→ **WHAT THIS TASK INVOLVES**
Scan the data. Collect each line that contains the word "Nuclear".

→ **RECORD LIST**
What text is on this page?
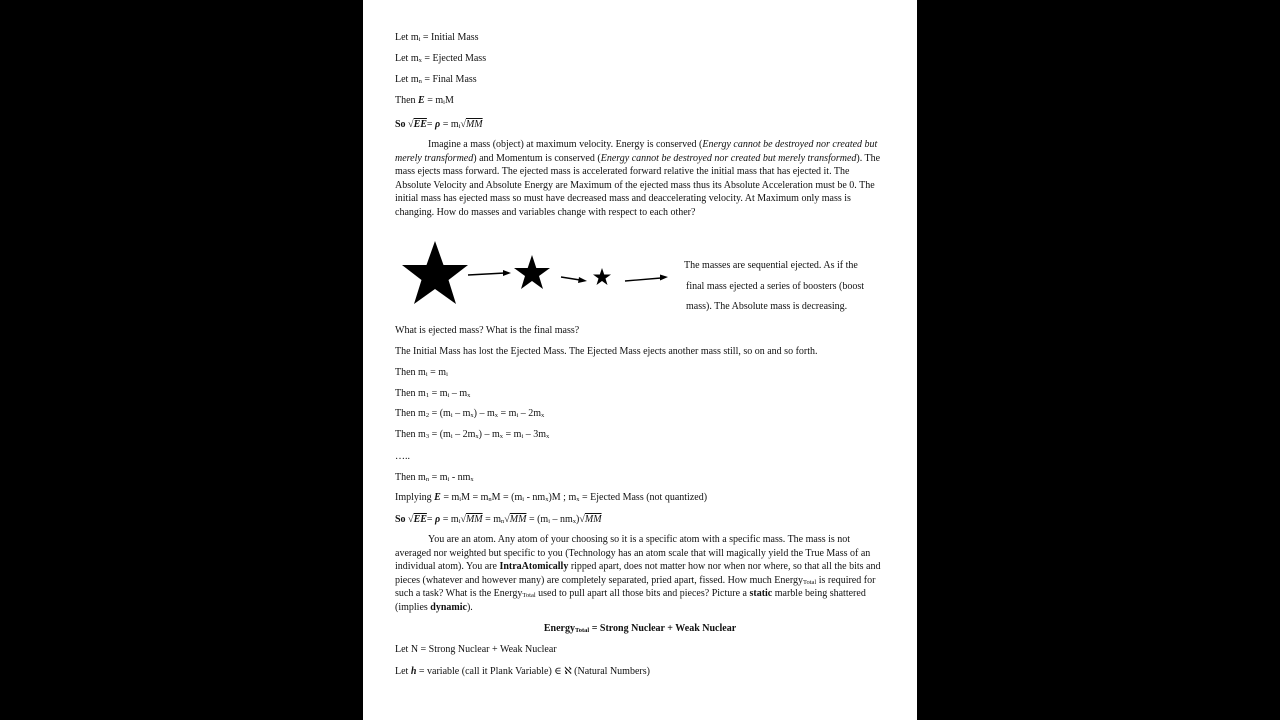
Let $m_i$ = Initial Mass
Let $m_x$ = Ejected Mass
Let $m_n$ = Final Mass
Then $E = m_iM$
So $√EE= \rho = m_i√MM$
Imagine a mass (object) at maximum velocity. Energy is conserved (Energy cannot be destroyed nor created but merely transformed) and Momentum is conserved (Energy cannot be destroyed nor created but merely transformed). The mass ejects mass forward. The ejected mass is accelerated forward relative the initial mass that has ejected it. The Absolute Velocity and Absolute Energy are Maximum of the ejected mass thus its Absolute Acceleration must be 0. The initial mass has ejected mass so must have decreased mass and deaccelerating velocity. At Maximum only mass is changing. How do masses and variables change with respect to each other?
The masses are sequential ejected. As if the
final mass ejected a series of boosters (boost
mass). The Absolute mass is decreasing.
What is ejected mass? What is the final mass?
The Initial Mass has lost the Ejected Mass. The Ejected Mass ejects another mass still, so on and so forth.
Then $m_i = m_i$
Then $m_1 = m_i - m_x$
Then $m_2 = (m_i - m_x) - m_x = m_i - 2m_x$
Then $m_3 = (m_i - 2m_x) - m_x = m_i - 3m_x$
…..
Then $m_n = m_i - nm_x$
Implying $E = m_iM = m_nM = (m_i - nm_x)M$ ; $m_x$ = Ejected Mass (not quantized)
So $√EE= \rho = m_i√MM = m_n√MM = (m_i - nm_x)√MM$
You are an atom. Any atom of your choosing so it is a specific atom with a specific mass. The mass is not averaged nor weighted but specific to you (Technology has an atom scale that will magically yield the True Mass of an individual atom). You are IntraAtomically ripped apart, does not matter how nor when nor where, so that all the bits and pieces (whatever and however many) are completely separated, pried apart, fissed. How much Energy$_{Total}$ is required for such a task? What is the Energy$_{Total}$ used to pull apart all those bits and pieces? Picture a static marble being shattered (implies dynamic).
Energy$_{Total}$ = Strong Nuclear + Weak Nuclear
Let N = Strong Nuclear + Weak Nuclear
Let h = variable (call it Plank Variable) ∈ ℵ (Natural Numbers)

→ **WRITTEN SOLUTION**
Energy$_{Total}$ = Strong Nuclear + Weak Nuclear
Let N = Strong Nuclear + Weak Nuclear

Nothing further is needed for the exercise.